■ WHAT YOU ARE ASKED TO DO ■
Below is some material; set it all down exactly, apart from the pictures.

■ Stored dataset items ■
----------------

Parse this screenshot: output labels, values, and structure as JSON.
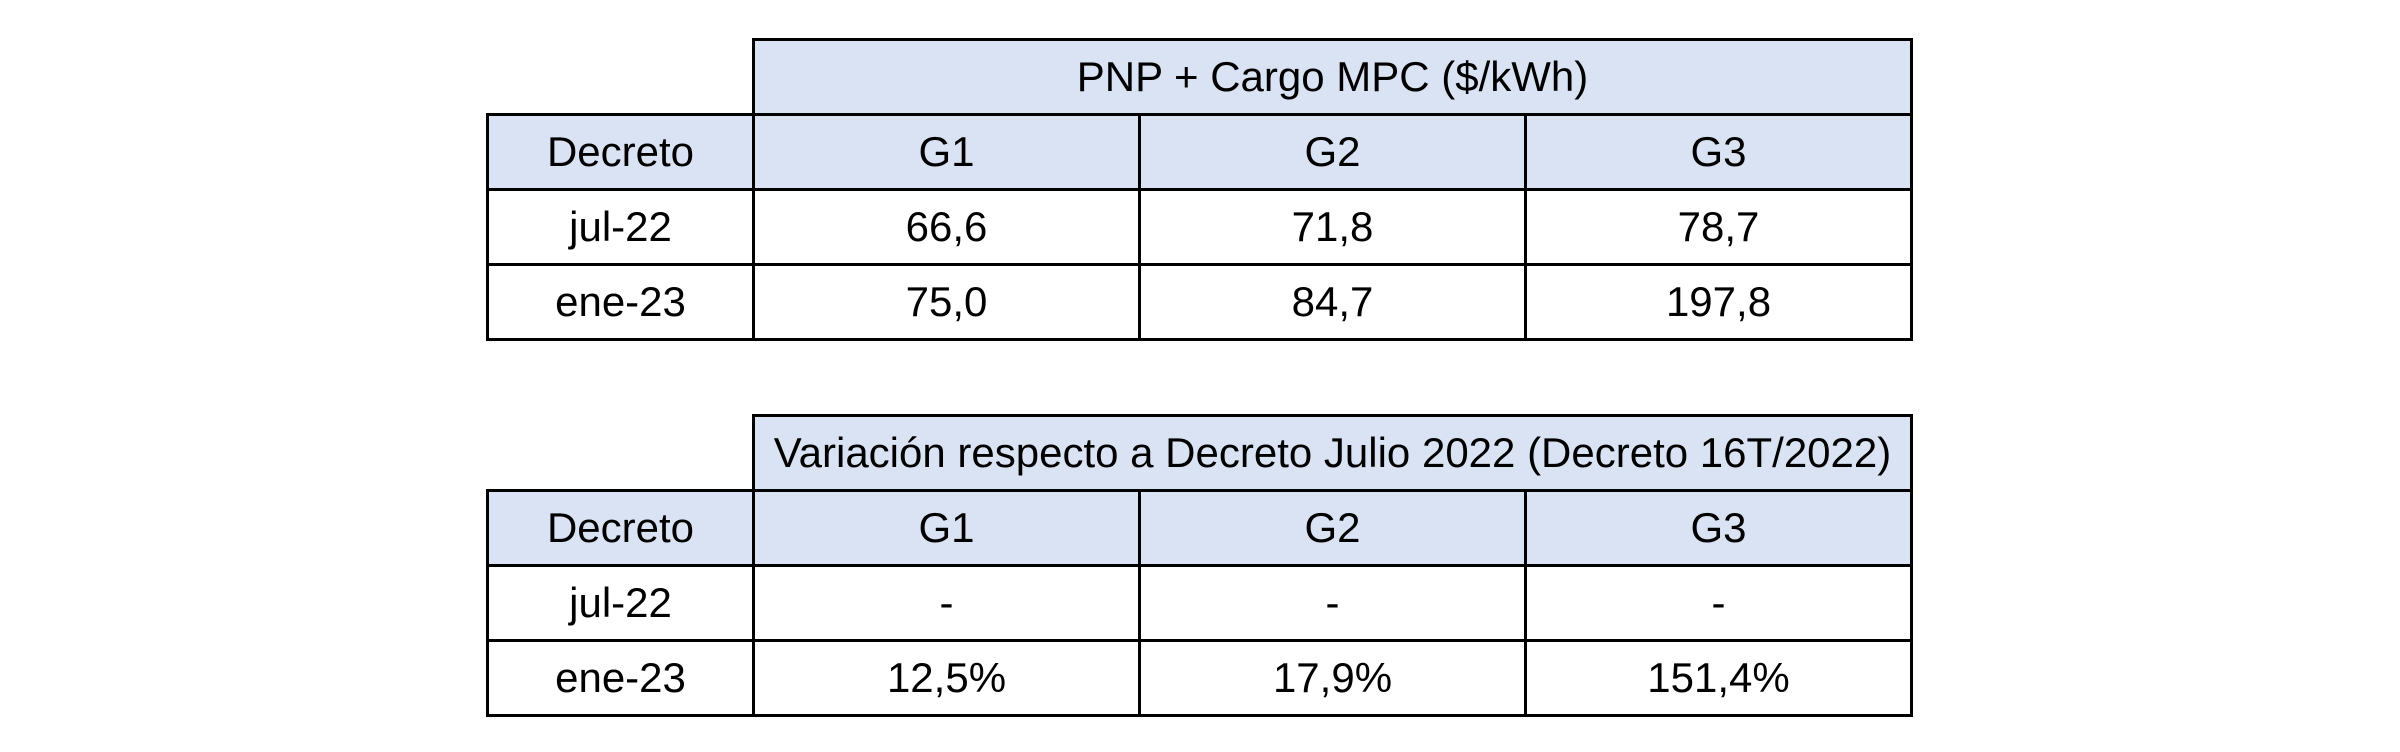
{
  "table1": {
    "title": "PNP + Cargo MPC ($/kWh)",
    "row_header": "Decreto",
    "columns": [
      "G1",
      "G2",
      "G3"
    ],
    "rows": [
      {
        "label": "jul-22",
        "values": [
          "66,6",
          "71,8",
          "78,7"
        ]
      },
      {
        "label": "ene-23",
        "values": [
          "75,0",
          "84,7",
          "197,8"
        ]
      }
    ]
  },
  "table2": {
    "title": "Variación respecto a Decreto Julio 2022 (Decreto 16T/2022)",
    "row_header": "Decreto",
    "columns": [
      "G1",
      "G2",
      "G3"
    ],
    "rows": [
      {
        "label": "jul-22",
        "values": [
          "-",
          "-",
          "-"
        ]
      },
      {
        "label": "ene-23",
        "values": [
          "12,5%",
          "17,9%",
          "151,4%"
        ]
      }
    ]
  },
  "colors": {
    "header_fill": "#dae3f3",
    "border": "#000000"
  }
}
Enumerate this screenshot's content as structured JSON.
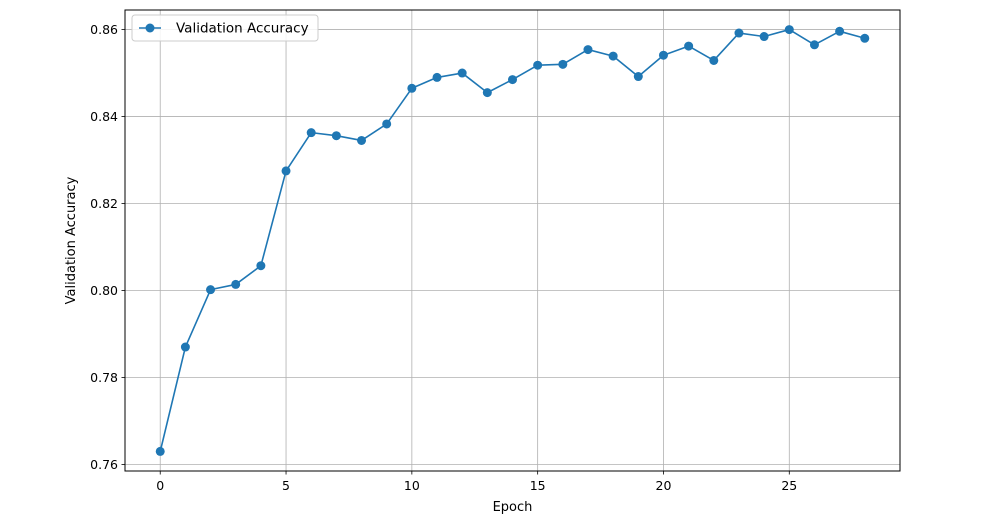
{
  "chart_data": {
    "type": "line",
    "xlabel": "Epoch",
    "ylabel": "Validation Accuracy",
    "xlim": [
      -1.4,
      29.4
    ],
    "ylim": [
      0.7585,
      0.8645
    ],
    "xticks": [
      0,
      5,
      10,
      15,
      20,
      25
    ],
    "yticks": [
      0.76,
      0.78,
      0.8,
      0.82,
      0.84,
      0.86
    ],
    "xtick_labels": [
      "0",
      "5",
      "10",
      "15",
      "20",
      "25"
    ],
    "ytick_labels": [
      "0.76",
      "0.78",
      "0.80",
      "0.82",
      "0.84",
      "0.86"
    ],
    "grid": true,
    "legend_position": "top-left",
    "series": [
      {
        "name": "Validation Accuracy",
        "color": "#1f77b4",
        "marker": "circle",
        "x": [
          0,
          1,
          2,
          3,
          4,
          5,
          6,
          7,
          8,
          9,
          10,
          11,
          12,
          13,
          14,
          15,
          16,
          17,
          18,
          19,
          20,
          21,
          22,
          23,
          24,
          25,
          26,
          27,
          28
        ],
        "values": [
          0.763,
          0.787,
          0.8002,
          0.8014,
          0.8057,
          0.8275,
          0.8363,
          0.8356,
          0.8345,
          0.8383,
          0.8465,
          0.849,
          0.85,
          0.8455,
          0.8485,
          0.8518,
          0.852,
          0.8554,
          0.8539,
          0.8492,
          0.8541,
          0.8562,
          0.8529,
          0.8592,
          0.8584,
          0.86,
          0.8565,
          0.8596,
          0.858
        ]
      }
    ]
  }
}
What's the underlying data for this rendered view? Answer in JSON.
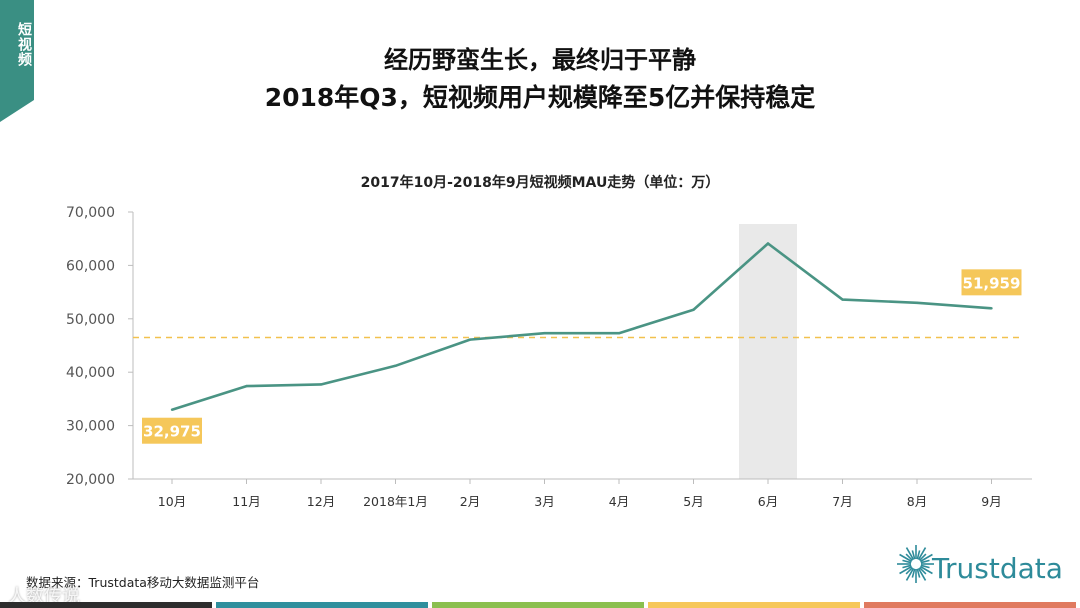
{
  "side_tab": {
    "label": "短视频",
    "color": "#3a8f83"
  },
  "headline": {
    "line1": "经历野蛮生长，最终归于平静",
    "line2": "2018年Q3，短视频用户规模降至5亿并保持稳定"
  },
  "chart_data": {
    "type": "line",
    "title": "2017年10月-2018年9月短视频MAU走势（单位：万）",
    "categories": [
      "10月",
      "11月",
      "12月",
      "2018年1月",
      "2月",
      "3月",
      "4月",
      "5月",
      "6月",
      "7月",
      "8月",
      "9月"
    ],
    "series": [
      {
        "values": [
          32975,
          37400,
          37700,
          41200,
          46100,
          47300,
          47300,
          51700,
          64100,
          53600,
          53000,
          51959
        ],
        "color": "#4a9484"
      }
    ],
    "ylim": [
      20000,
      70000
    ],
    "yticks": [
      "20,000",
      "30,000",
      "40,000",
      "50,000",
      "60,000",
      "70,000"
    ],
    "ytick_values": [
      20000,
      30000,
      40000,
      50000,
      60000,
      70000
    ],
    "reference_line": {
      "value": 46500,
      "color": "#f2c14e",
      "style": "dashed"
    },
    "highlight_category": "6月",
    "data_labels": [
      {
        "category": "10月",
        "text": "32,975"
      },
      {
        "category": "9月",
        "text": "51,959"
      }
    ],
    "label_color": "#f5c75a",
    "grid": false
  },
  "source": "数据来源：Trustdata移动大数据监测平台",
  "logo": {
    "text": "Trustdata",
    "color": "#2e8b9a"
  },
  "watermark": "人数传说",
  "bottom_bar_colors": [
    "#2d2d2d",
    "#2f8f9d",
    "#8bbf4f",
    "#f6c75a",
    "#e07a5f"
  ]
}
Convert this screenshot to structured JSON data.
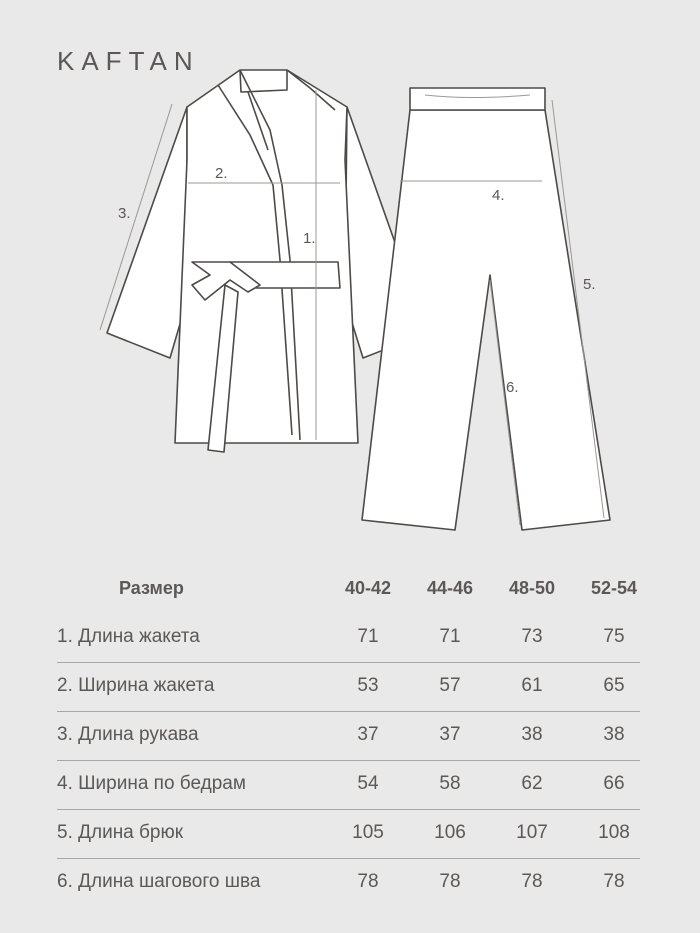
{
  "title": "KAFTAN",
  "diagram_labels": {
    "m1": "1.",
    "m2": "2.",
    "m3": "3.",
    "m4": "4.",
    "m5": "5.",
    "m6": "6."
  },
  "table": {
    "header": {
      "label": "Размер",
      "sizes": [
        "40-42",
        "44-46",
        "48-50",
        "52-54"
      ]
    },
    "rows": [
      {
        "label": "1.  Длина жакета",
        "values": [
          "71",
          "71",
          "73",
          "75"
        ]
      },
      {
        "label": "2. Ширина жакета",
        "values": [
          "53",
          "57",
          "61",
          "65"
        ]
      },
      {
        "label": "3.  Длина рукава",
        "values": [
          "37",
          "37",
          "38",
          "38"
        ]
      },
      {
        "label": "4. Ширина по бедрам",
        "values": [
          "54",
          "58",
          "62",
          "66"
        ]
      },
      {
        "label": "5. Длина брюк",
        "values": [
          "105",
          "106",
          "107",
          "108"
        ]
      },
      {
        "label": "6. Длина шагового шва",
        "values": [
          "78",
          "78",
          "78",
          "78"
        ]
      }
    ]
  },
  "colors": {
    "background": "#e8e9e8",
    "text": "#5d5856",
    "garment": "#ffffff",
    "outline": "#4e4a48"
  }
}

----------------

■ ANSWER BELOW ■
Parse this screenshot: output labels, values, and structure as JSON.
{
  "table1": {
    "title": "PNP + Cargo MPC ($/kWh)",
    "row_header": "Decreto",
    "columns": [
      "G1",
      "G2",
      "G3"
    ],
    "rows": [
      {
        "label": "jul-22",
        "values": [
          "66,6",
          "71,8",
          "78,7"
        ]
      },
      {
        "label": "ene-23",
        "values": [
          "75,0",
          "84,7",
          "197,8"
        ]
      }
    ]
  },
  "table2": {
    "title": "Variación respecto a Decreto Julio 2022 (Decreto 16T/2022)",
    "row_header": "Decreto",
    "columns": [
      "G1",
      "G2",
      "G3"
    ],
    "rows": [
      {
        "label": "jul-22",
        "values": [
          "-",
          "-",
          "-"
        ]
      },
      {
        "label": "ene-23",
        "values": [
          "12,5%",
          "17,9%",
          "151,4%"
        ]
      }
    ]
  },
  "colors": {
    "header_fill": "#dae3f3",
    "border": "#000000"
  }
}
Enumerate this screenshot's content as structured JSON.
{
  "chart_data": {
    "type": "line",
    "xlabel": "Epoch",
    "ylabel": "Validation Accuracy",
    "xlim": [
      -1.4,
      29.4
    ],
    "ylim": [
      0.7585,
      0.8645
    ],
    "xticks": [
      0,
      5,
      10,
      15,
      20,
      25
    ],
    "yticks": [
      0.76,
      0.78,
      0.8,
      0.82,
      0.84,
      0.86
    ],
    "xtick_labels": [
      "0",
      "5",
      "10",
      "15",
      "20",
      "25"
    ],
    "ytick_labels": [
      "0.76",
      "0.78",
      "0.80",
      "0.82",
      "0.84",
      "0.86"
    ],
    "grid": true,
    "legend_position": "top-left",
    "series": [
      {
        "name": "Validation Accuracy",
        "color": "#1f77b4",
        "marker": "circle",
        "x": [
          0,
          1,
          2,
          3,
          4,
          5,
          6,
          7,
          8,
          9,
          10,
          11,
          12,
          13,
          14,
          15,
          16,
          17,
          18,
          19,
          20,
          21,
          22,
          23,
          24,
          25,
          26,
          27,
          28
        ],
        "values": [
          0.763,
          0.787,
          0.8002,
          0.8014,
          0.8057,
          0.8275,
          0.8363,
          0.8356,
          0.8345,
          0.8383,
          0.8465,
          0.849,
          0.85,
          0.8455,
          0.8485,
          0.8518,
          0.852,
          0.8554,
          0.8539,
          0.8492,
          0.8541,
          0.8562,
          0.8529,
          0.8592,
          0.8584,
          0.86,
          0.8565,
          0.8596,
          0.858
        ]
      }
    ]
  }
}
What's the underlying data for this rendered view? Answer in JSON.
{
  "side_tab": {
    "label": "短视频",
    "color": "#3a8f83"
  },
  "headline": {
    "line1": "经历野蛮生长，最终归于平静",
    "line2": "2018年Q3，短视频用户规模降至5亿并保持稳定"
  },
  "chart_data": {
    "type": "line",
    "title": "2017年10月-2018年9月短视频MAU走势（单位：万）",
    "categories": [
      "10月",
      "11月",
      "12月",
      "2018年1月",
      "2月",
      "3月",
      "4月",
      "5月",
      "6月",
      "7月",
      "8月",
      "9月"
    ],
    "series": [
      {
        "values": [
          32975,
          37400,
          37700,
          41200,
          46100,
          47300,
          47300,
          51700,
          64100,
          53600,
          53000,
          51959
        ],
        "color": "#4a9484"
      }
    ],
    "ylim": [
      20000,
      70000
    ],
    "yticks": [
      "20,000",
      "30,000",
      "40,000",
      "50,000",
      "60,000",
      "70,000"
    ],
    "ytick_values": [
      20000,
      30000,
      40000,
      50000,
      60000,
      70000
    ],
    "reference_line": {
      "value": 46500,
      "color": "#f2c14e",
      "style": "dashed"
    },
    "highlight_category": "6月",
    "data_labels": [
      {
        "category": "10月",
        "text": "32,975"
      },
      {
        "category": "9月",
        "text": "51,959"
      }
    ],
    "label_color": "#f5c75a",
    "grid": false
  },
  "source": "数据来源：Trustdata移动大数据监测平台",
  "logo": {
    "text": "Trustdata",
    "color": "#2e8b9a"
  },
  "watermark": "人数传说",
  "bottom_bar_colors": [
    "#2d2d2d",
    "#2f8f9d",
    "#8bbf4f",
    "#f6c75a",
    "#e07a5f"
  ]
}
Convert this screenshot to structured JSON data.
{
  "title": "KAFTAN",
  "diagram_labels": {
    "m1": "1.",
    "m2": "2.",
    "m3": "3.",
    "m4": "4.",
    "m5": "5.",
    "m6": "6."
  },
  "table": {
    "header": {
      "label": "Размер",
      "sizes": [
        "40-42",
        "44-46",
        "48-50",
        "52-54"
      ]
    },
    "rows": [
      {
        "label": "1.  Длина жакета",
        "values": [
          "71",
          "71",
          "73",
          "75"
        ]
      },
      {
        "label": "2. Ширина жакета",
        "values": [
          "53",
          "57",
          "61",
          "65"
        ]
      },
      {
        "label": "3.  Длина рукава",
        "values": [
          "37",
          "37",
          "38",
          "38"
        ]
      },
      {
        "label": "4. Ширина по бедрам",
        "values": [
          "54",
          "58",
          "62",
          "66"
        ]
      },
      {
        "label": "5. Длина брюк",
        "values": [
          "105",
          "106",
          "107",
          "108"
        ]
      },
      {
        "label": "6. Длина шагового шва",
        "values": [
          "78",
          "78",
          "78",
          "78"
        ]
      }
    ]
  },
  "colors": {
    "background": "#e8e9e8",
    "text": "#5d5856",
    "garment": "#ffffff",
    "outline": "#4e4a48"
  }
}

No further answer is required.